• Problem statement: Exactly reproduce the lines that follow.

(Dataset excerpts)
-=-=-=-=-

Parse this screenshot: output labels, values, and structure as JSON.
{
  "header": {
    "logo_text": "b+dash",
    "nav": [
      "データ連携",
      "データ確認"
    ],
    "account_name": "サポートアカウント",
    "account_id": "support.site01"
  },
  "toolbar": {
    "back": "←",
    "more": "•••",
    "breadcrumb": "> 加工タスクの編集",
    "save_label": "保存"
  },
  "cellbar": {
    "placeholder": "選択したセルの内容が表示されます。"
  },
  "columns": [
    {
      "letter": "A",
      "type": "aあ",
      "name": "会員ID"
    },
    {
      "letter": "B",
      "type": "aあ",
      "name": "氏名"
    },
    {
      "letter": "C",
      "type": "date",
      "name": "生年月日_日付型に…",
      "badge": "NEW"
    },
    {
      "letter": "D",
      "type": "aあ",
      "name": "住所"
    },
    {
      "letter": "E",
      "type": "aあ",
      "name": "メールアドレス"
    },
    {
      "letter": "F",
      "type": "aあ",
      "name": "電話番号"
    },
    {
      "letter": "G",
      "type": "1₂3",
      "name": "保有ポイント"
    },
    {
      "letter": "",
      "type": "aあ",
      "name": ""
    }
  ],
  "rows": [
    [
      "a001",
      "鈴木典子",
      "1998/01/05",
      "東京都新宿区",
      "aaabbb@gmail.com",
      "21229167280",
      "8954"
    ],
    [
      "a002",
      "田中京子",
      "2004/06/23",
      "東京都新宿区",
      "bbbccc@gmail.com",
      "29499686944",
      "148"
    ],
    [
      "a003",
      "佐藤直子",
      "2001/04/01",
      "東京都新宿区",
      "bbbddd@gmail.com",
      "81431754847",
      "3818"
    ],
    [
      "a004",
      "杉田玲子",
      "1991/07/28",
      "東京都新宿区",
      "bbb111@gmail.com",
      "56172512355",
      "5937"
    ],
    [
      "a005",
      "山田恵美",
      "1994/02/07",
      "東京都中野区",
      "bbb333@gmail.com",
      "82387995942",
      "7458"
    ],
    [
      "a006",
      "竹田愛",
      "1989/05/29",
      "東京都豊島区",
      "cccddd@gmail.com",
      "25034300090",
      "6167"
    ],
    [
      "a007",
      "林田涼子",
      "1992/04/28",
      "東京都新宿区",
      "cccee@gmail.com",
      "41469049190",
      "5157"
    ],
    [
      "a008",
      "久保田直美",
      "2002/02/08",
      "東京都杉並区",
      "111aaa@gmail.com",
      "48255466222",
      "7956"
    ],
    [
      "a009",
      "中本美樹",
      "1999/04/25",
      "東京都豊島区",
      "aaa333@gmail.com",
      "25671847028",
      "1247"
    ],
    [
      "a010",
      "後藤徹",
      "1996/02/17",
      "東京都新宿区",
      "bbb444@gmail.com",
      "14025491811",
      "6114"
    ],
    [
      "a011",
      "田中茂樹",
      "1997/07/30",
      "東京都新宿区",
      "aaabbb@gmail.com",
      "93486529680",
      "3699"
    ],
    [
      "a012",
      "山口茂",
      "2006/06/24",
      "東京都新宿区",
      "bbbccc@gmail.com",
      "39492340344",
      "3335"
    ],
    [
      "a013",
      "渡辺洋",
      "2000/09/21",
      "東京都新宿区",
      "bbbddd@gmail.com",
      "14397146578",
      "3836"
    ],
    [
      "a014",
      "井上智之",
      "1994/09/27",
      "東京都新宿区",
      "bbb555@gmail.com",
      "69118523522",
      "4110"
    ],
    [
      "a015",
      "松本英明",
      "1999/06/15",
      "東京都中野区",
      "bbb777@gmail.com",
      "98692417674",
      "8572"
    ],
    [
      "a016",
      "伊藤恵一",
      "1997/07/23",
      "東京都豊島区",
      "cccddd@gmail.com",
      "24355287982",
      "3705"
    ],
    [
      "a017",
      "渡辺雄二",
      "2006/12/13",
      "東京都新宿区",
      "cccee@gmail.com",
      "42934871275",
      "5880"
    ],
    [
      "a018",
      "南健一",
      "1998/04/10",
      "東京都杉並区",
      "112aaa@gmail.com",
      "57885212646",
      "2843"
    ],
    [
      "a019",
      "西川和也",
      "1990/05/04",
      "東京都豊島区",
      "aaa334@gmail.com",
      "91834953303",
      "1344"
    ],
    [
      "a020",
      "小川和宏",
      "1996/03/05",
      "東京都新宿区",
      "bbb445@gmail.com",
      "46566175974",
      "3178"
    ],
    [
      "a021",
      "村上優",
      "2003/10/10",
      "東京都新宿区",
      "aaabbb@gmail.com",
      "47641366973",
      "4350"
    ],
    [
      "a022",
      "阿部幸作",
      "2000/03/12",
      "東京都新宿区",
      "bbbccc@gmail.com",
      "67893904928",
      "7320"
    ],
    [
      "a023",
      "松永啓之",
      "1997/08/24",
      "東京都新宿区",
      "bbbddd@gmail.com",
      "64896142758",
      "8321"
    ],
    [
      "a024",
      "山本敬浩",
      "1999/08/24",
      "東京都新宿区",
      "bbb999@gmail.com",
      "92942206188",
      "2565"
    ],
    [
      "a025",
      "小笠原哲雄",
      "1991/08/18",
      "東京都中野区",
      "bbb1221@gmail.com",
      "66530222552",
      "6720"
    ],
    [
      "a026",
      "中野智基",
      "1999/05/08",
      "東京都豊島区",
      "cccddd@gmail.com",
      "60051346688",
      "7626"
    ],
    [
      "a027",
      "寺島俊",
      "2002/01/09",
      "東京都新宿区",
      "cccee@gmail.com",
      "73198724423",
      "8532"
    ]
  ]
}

-=-=-=-=-

• Written solution:
Parse this screenshot: output labels, values, and structure as JSON.
{
  "header": {
    "logo_text": "b+dash",
    "nav": [
      "データ連携",
      "データ確認"
    ],
    "account_name": "サポートアカウント",
    "account_id": "support.site01"
  },
  "toolbar": {
    "back": "←",
    "more": "•••",
    "breadcrumb": "> 加工タスクの編集",
    "save_label": "保存"
  },
  "cellbar": {
    "placeholder": "選択したセルの内容が表示されます。"
  },
  "columns": [
    {
      "letter": "A",
      "type": "aあ",
      "name": "会員ID"
    },
    {
      "letter": "B",
      "type": "aあ",
      "name": "氏名"
    },
    {
      "letter": "C",
      "type": "date",
      "name": "生年月日_日付型に…",
      "badge": "NEW"
    },
    {
      "letter": "D",
      "type": "aあ",
      "name": "住所"
    },
    {
      "letter": "E",
      "type": "aあ",
      "name": "メールアドレス"
    },
    {
      "letter": "F",
      "type": "aあ",
      "name": "電話番号"
    },
    {
      "letter": "G",
      "type": "1₂3",
      "name": "保有ポイント"
    },
    {
      "letter": "",
      "type": "aあ",
      "name": ""
    }
  ],
  "rows": [
    [
      "a001",
      "鈴木典子",
      "1998/01/05",
      "東京都新宿区",
      "aaabbb@gmail.com",
      "21229167280",
      "8954"
    ],
    [
      "a002",
      "田中京子",
      "2004/06/23",
      "東京都新宿区",
      "bbbccc@gmail.com",
      "29499686944",
      "148"
    ],
    [
      "a003",
      "佐藤直子",
      "2001/04/01",
      "東京都新宿区",
      "bbbddd@gmail.com",
      "81431754847",
      "3818"
    ],
    [
      "a004",
      "杉田玲子",
      "1991/07/28",
      "東京都新宿区",
      "bbb111@gmail.com",
      "56172512355",
      "5937"
    ],
    [
      "a005",
      "山田恵美",
      "1994/02/07",
      "東京都中野区",
      "bbb333@gmail.com",
      "82387995942",
      "7458"
    ],
    [
      "a006",
      "竹田愛",
      "1989/05/29",
      "東京都豊島区",
      "cccddd@gmail.com",
      "25034300090",
      "6167"
    ],
    [
      "a007",
      "林田涼子",
      "1992/04/28",
      "東京都新宿区",
      "cccee@gmail.com",
      "41469049190",
      "5157"
    ],
    [
      "a008",
      "久保田直美",
      "2002/02/08",
      "東京都杉並区",
      "111aaa@gmail.com",
      "48255466222",
      "7956"
    ],
    [
      "a009",
      "中本美樹",
      "1999/04/25",
      "東京都豊島区",
      "aaa333@gmail.com",
      "25671847028",
      "1247"
    ],
    [
      "a010",
      "後藤徹",
      "1996/02/17",
      "東京都新宿区",
      "bbb444@gmail.com",
      "14025491811",
      "6114"
    ],
    [
      "a011",
      "田中茂樹",
      "1997/07/30",
      "東京都新宿区",
      "aaabbb@gmail.com",
      "93486529680",
      "3699"
    ],
    [
      "a012",
      "山口茂",
      "2006/06/24",
      "東京都新宿区",
      "bbbccc@gmail.com",
      "39492340344",
      "3335"
    ],
    [
      "a013",
      "渡辺洋",
      "2000/09/21",
      "東京都新宿区",
      "bbbddd@gmail.com",
      "14397146578",
      "3836"
    ],
    [
      "a014",
      "井上智之",
      "1994/09/27",
      "東京都新宿区",
      "bbb555@gmail.com",
      "69118523522",
      "4110"
    ],
    [
      "a015",
      "松本英明",
      "1999/06/15",
      "東京都中野区",
      "bbb777@gmail.com",
      "98692417674",
      "8572"
    ],
    [
      "a016",
      "伊藤恵一",
      "1997/07/23",
      "東京都豊島区",
      "cccddd@gmail.com",
      "24355287982",
      "3705"
    ],
    [
      "a017",
      "渡辺雄二",
      "2006/12/13",
      "東京都新宿区",
      "cccee@gmail.com",
      "42934871275",
      "5880"
    ],
    [
      "a018",
      "南健一",
      "1998/04/10",
      "東京都杉並区",
      "112aaa@gmail.com",
      "57885212646",
      "2843"
    ],
    [
      "a019",
      "西川和也",
      "1990/05/04",
      "東京都豊島区",
      "aaa334@gmail.com",
      "91834953303",
      "1344"
    ],
    [
      "a020",
      "小川和宏",
      "1996/03/05",
      "東京都新宿区",
      "bbb445@gmail.com",
      "46566175974",
      "3178"
    ],
    [
      "a021",
      "村上優",
      "2003/10/10",
      "東京都新宿区",
      "aaabbb@gmail.com",
      "47641366973",
      "4350"
    ],
    [
      "a022",
      "阿部幸作",
      "2000/03/12",
      "東京都新宿区",
      "bbbccc@gmail.com",
      "67893904928",
      "7320"
    ],
    [
      "a023",
      "松永啓之",
      "1997/08/24",
      "東京都新宿区",
      "bbbddd@gmail.com",
      "64896142758",
      "8321"
    ],
    [
      "a024",
      "山本敬浩",
      "1999/08/24",
      "東京都新宿区",
      "bbb999@gmail.com",
      "92942206188",
      "2565"
    ],
    [
      "a025",
      "小笠原哲雄",
      "1991/08/18",
      "東京都中野区",
      "bbb1221@gmail.com",
      "66530222552",
      "6720"
    ],
    [
      "a026",
      "中野智基",
      "1999/05/08",
      "東京都豊島区",
      "cccddd@gmail.com",
      "60051346688",
      "7626"
    ],
    [
      "a027",
      "寺島俊",
      "2002/01/09",
      "東京都新宿区",
      "cccee@gmail.com",
      "73198724423",
      "8532"
    ]
  ]
}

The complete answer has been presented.